[Start]
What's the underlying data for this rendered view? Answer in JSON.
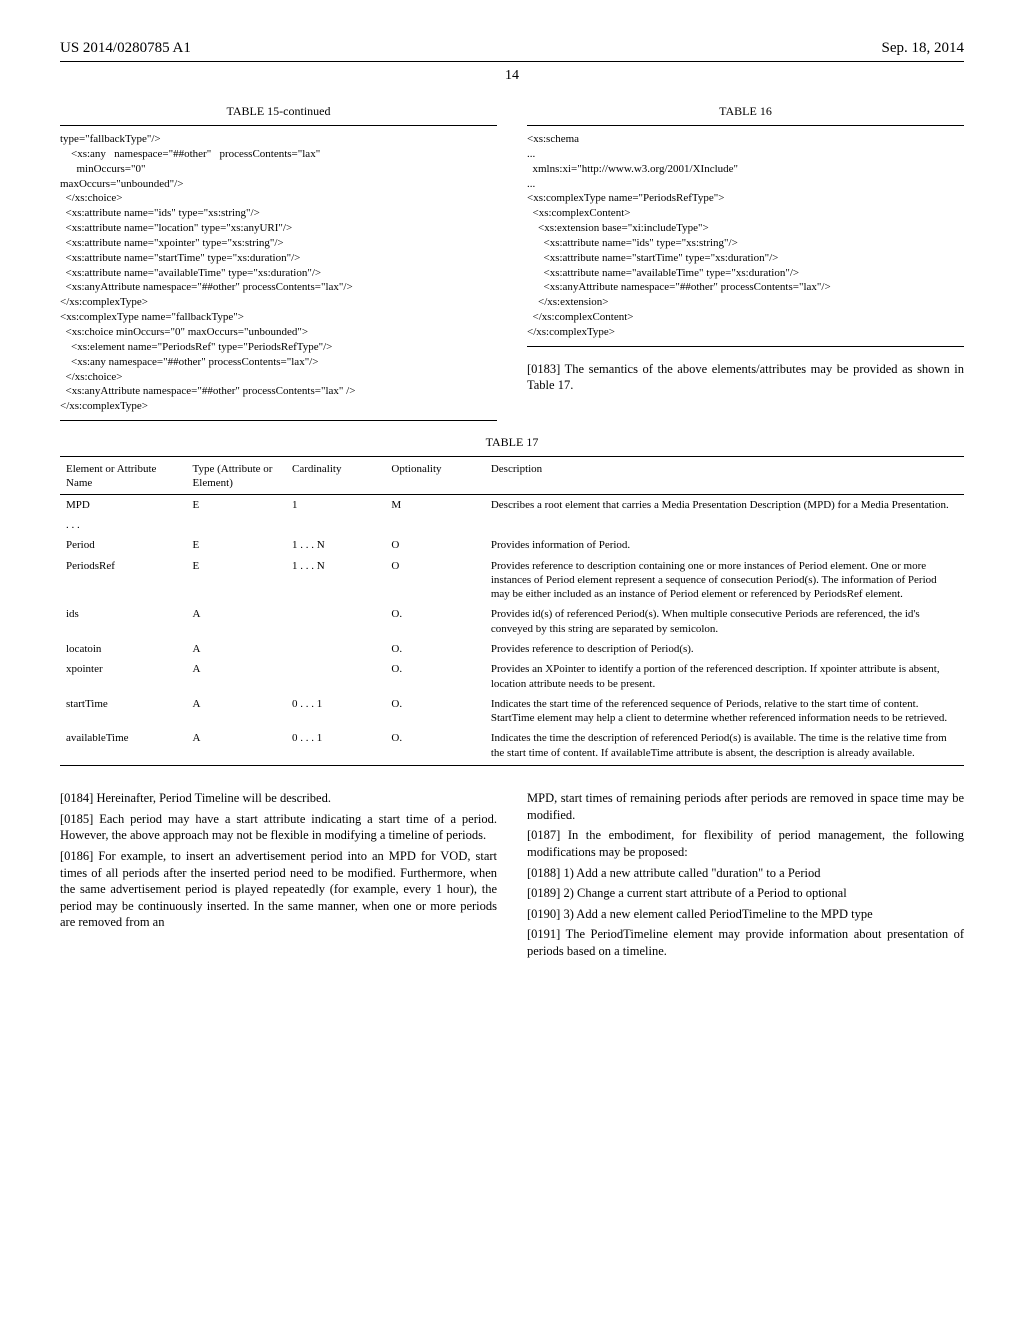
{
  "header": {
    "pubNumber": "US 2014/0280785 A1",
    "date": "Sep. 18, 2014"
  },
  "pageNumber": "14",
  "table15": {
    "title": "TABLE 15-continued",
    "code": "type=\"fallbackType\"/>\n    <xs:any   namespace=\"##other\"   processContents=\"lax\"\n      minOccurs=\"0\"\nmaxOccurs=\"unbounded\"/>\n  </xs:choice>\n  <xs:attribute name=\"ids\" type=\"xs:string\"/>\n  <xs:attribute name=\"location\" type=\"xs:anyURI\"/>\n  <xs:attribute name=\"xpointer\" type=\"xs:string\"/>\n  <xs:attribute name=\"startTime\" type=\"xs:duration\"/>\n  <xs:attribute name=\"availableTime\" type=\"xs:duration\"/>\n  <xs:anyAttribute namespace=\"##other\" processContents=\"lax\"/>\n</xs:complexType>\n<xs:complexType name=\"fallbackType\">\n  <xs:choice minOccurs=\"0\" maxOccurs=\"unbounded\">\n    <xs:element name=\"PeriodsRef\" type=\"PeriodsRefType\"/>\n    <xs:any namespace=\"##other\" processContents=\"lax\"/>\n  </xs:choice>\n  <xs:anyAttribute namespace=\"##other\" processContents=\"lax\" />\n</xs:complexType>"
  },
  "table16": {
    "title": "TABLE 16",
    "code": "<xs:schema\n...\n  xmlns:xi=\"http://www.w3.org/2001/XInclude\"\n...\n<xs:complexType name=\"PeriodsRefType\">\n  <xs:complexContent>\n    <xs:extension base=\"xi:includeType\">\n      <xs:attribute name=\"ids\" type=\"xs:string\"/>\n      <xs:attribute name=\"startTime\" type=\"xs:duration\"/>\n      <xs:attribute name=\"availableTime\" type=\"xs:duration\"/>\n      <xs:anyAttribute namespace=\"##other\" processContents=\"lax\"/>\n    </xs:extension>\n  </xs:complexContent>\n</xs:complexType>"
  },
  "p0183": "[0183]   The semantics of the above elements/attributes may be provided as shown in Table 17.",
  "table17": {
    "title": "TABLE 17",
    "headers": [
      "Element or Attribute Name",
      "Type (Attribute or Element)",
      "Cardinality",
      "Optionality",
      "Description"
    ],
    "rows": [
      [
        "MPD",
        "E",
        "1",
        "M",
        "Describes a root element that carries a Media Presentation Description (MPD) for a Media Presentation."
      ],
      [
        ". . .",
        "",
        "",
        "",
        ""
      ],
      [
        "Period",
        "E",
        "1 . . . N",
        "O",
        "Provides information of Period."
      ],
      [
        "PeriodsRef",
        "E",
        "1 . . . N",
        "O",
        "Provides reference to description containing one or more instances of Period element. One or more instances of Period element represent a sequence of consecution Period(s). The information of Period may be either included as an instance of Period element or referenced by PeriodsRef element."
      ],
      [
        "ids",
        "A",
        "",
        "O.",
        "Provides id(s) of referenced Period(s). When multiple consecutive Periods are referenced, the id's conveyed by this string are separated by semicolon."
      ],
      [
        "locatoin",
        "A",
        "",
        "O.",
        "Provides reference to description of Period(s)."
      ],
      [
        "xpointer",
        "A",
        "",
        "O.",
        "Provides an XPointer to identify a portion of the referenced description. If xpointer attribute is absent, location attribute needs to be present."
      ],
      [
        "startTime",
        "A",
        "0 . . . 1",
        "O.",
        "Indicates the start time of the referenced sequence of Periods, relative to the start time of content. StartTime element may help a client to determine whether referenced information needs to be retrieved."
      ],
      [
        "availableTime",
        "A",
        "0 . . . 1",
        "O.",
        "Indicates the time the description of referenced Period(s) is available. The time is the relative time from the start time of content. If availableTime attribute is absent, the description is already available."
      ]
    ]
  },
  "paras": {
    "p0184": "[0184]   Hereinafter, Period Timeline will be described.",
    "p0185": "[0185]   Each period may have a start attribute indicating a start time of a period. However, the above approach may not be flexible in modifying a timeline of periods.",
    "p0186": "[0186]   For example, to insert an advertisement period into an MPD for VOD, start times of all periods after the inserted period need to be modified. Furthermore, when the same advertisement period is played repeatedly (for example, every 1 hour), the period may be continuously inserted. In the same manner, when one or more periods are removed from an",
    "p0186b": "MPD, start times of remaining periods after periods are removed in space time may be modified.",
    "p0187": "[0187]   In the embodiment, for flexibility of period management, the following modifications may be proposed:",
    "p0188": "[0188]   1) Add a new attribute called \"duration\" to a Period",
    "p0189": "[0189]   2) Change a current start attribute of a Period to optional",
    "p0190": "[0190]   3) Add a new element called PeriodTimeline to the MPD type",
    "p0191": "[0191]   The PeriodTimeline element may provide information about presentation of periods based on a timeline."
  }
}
[End]
→ Aim of the task
Go through the entries above and pull out each line with "PeriodTimeline" in it.

→ Solution to the problem
    "p0190": "[0190]   3) Add a new element called PeriodTimeline to the MPD type",
    "p0191": "[0191]   The PeriodTimeline element may provide information about presentation of periods based on a timeline."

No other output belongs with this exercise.